§ **SOAL DAN TUGAS**:
1. Menurut esai tentang konsensus, di mana letak tempat perjanjian Hudaibiyah dibuat?
2. Tentukan apakah setiap pernyataan berikut sesuai dengan esai tentang konsensus. Jawab ya atau tidak, lalu kutip kata-kata esai yang menjadi dasarnya persis seperti dalam teks.
(a) Nahdlatul Ulama dan Muhammadiyah menyatakan diri sebagai ormas yang berprinsip jalan tengah.
(b) Dalam peristiwa Hudaibiyah, pertumpahan darah benar-benar terjadi.
(c) Berdasarkan perjanjian itu, umat Islam harus menunda pelaksanaan umrah sampai tahun depan.
3. Lanjutkan esai tentang konsensus, mulai setelah kalimat terakhir yang ditampilkan.

§ **TEKS YANG DISEDIAKAN**:
==================================================

Hidup itu Konsensus

Oleh: Akhmad Zaini

Hidup itu konsensus. Dalam kehidupan ini, kita tidak boleh menang-menangan. Kita harus mau berbagi kepentingan. Karena pada hakikatnya, di dalam kehidupan sosial ini ada sejumlah kepentingan yang bertemu. Agar terwujud keharmonisan hidup bersama, maka diperlukan konsensus. Masing-masing pihak menurunkan egonya, demi menampung ego pihak di luar dirinya.

Saya tidak tahu, mengapa konsep itu mak bedunduk (secara tiba-tiba) muncul di benak saya dan ingin saya tulis. Mungkin bawah alam sadar saya terpengaruh dengan kondisi sosial politik di Jakarta beberapa hari belakangan ini. Di mana, ada sekelompok orang yang ingin memaksakan kehendaknya.

Dalam kehidupan sosial apapun, konsensus merupakan keniscayaan. Jika orang atau sekelompok orang mau hidup harmonis di tengah-tengah kelompok lainnya, maka sikap untuk berbagi ruang harus dimiliki. Jika maunya menang sendiri, memaksakan kehendaknya sendiri, tanpa mendengarkan pendapat orang lain, maka kehadiran orang atau kelompok terserbut pasti akan menimbulkan problem sosial.

Dalam sejarah Islam, kita mengenal perjanjian Hudaibiyah. Yakni, penjanjian kaum muslimin yang dipimpin Rasulullah SAW dengan orang kafir Quraisy. Kaum muslimin yang sudah menjelma menjadi komunitas besar, hendak melaksanakan umrah di Makkah. Namun, penguasa Makkah yang terdiri dari kaum kafir Quraisy, menghalang-halangi niat tersebut. Pertumpahan darah nyaris terjadi. Tetapi, Nabi memilih jalur diplomasi. Perjanjian pun dibuat.

Perjanjian yang kemudian disebut perjanjian Hudaibiyah, karena tempatnya di Hudaibiyah (22 Km arah barat Makkah) merupakan konsensus. Jalan tengah. Satu sisi, keinginan umat Islam melaksanakan umrah harus rela ditunda tahun depan. Di sisi lain, kafir Quraisy yang tidak menginginkan umat Islam masuk ke Makkah, harus rela di tahun depan umat Islam bisa masuk ke Makkah. Fifty-fifty. Mungkin pembagiannya tidak sama persis. Tetapi, kurang lebih mendekati imbang.

Ormas Islam seperti Nahdlatul Ulama dan Muhammadiyah memproklamirkan diri sebagai ormas yang berprinsip washatiyah (jalan tengah). Ini artinya, kedua ormas itu menyadari bahwa kehidupan beragama, bermasyarakat, berbangsa dan bernegara, harus rela berbagi dengan kelompok lain. Negara Kesatuan Republik Indonesia (NKRI) adalah jalan tengah ketika para pendiri bangsa menyadari bahwa di dalam pelukan ibu pertiwi ada sejumlah etnis, suku, ras, keyakinan yang berbeda-beda.

==================================================

(Entri set data)
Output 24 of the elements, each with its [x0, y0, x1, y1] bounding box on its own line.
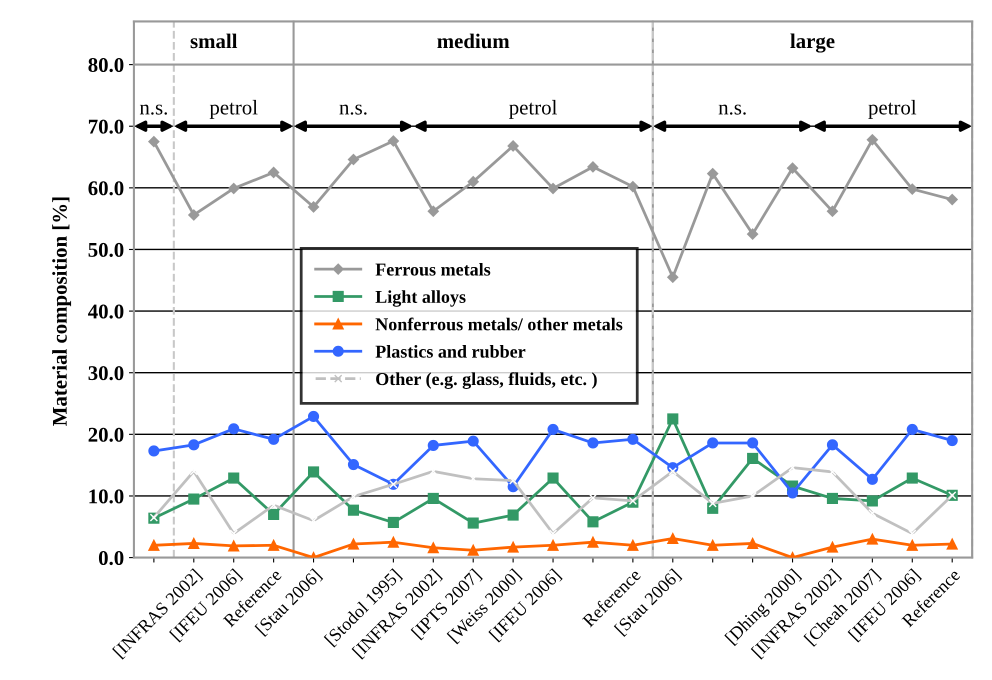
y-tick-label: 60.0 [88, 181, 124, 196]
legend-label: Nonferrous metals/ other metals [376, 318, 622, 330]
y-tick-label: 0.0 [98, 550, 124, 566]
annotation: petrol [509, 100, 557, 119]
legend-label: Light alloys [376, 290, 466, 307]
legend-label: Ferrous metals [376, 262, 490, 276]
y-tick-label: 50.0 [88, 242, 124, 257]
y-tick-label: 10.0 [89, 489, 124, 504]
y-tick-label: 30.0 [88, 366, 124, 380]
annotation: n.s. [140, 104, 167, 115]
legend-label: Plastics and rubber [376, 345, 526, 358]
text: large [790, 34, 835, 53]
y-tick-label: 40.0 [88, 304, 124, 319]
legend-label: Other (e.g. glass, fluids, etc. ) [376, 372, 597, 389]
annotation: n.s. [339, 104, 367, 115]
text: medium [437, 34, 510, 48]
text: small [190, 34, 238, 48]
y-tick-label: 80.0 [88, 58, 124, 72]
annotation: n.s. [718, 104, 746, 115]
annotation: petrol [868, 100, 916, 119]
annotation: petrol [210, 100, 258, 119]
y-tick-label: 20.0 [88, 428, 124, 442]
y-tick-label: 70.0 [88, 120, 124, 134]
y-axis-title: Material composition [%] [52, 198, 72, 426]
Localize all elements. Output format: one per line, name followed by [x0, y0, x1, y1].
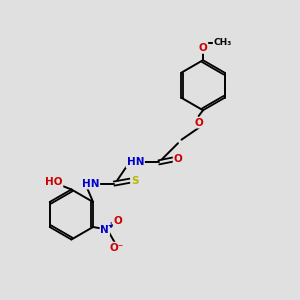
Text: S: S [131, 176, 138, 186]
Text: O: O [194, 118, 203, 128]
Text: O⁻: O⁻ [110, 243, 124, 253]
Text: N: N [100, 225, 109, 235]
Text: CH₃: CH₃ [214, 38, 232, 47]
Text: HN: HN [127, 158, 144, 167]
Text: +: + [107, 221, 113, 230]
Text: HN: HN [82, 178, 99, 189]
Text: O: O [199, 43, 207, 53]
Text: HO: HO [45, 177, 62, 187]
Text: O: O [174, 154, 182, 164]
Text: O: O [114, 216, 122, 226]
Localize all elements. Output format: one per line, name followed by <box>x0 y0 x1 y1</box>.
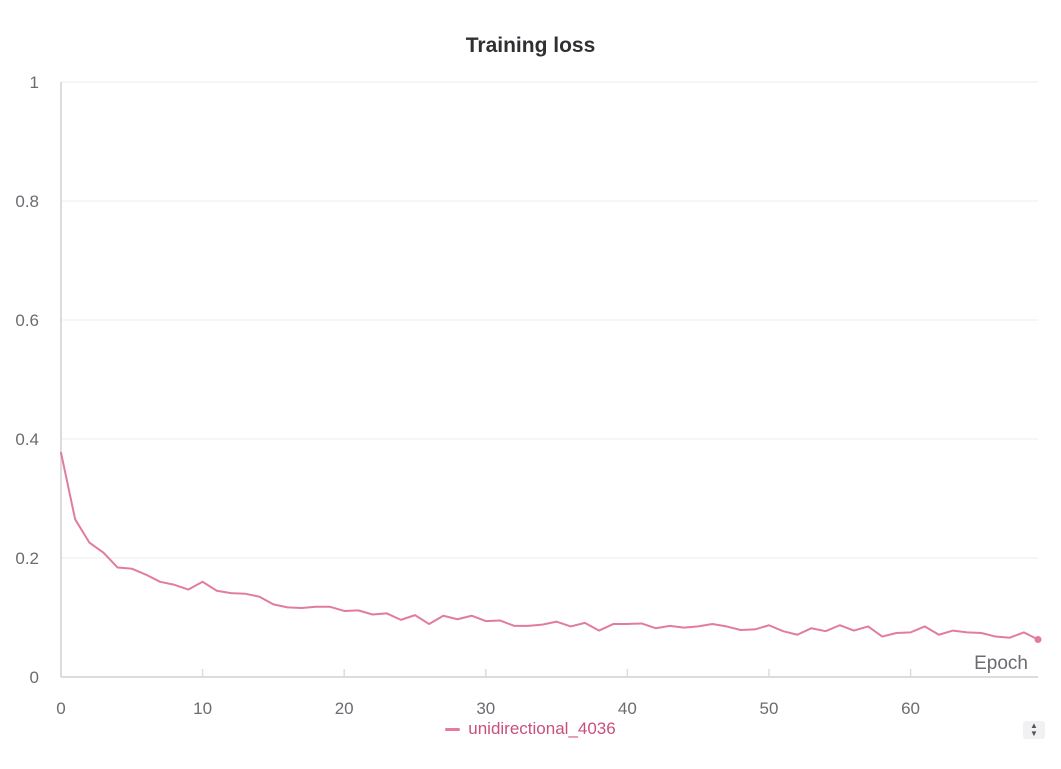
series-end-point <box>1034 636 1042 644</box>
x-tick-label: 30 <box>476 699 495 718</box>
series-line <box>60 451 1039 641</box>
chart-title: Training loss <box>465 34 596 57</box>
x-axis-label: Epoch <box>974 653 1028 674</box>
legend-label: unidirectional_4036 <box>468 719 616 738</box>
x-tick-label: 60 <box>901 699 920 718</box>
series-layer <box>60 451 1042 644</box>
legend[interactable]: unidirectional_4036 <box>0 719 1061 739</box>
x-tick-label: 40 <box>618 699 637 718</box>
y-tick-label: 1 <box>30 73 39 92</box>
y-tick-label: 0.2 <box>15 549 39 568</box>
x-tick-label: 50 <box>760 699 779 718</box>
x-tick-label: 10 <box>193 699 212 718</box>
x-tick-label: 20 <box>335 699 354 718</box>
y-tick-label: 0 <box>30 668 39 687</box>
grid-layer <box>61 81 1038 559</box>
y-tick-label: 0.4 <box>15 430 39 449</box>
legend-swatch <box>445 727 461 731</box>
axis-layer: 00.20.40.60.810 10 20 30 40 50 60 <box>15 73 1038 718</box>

==================================================

§ **HASIL YANG DIHARAPKAN**:
1. Di Hudaibiyah, 22 Km arah barat Makkah.

2.
(a) Ya: "Ormas Islam seperti Nahdlatul Ulama dan Muhammadiyah memproklamirkan diri sebagai ormas yang berprinsip washatiyah (jalan tengah)."
(b) Tidak: "Pertumpahan darah nyaris terjadi. Tetapi, Nabi memilih jalur diplomasi."
(c) Ya: "Satu sisi, keinginan umat Islam melaksanakan umrah harus rela ditunda tahun depan."

3.
Apa yang saya ungkapkan itu, mungkin terdengar klasik. Namun, dalam konteks sekarang perlu digaungkan lagi. Ada gejala, sejumlah anak bangsa yang lupa dengan prinsip mulia ini. Mereka merasa benar sendiri dan memaksakan kehendaknya untuk diterima oleh kelompok lain.

Sejak negara ini didirikan, para pendiri bangsa memang sudah menyatakan bahwa bangsa ini menganut sistem terbuka. Semua elemen bangsa diberi keleluasaan untuk berekspresi, menyampaikan pendapat dan memperjuangkan kepentingannya. Namun, tidak boleh memaksakan kehendak. Ada batasan-batasan yang harus ditaati. Harus memberikan ruang kepada pihak lain. Karena itu, sistem demokrasi pun diadopsi untuk dijadikan model dalam kehidupan berbangsa dan bernegara.

Umat Islam yang menjadi penduduk masyoritas bangsa ini, tidak keberatan dengan sistem demokrasi tersebut. Sebab, pada dasarnya meski istilah yang digunakan tidak sama persis, namun ajaran Nabi Muhammad SAW tentang kehidupan bermasyarakat pada dasarnya sudah sejalan dengan prinsip-prinsip demokrasi. Nabi tidak pernah mengajarkan umat Islam untuk memaksakan kehendak. Dakwah pun tidak boleh memaksa. Menerapkan hukum agama pun, juga dengan proses yang gradual atau bertahap.

Di kalangan pesantren, banyak sekali kaidah yang sejalan dengan ini. Semisal, prinsip mempertimbangkan maslahah dan madharat serta mempertimbangkan hal-hal yang lebih kecil kerugiannya (ad’afud dhorurain). Dua prinsip ini mengajarkan agar kita tidak terjebak pada titik ekstrim. Sebaliknya, pada titik kelenturan (fleksibel). Bisa menerima hal-hal yang tidak ideal. Namun, untuk sementara hal itulah yang diyakini akan mendatangkan kebaikan atau keharmonisan sosial. Itulah konsensus.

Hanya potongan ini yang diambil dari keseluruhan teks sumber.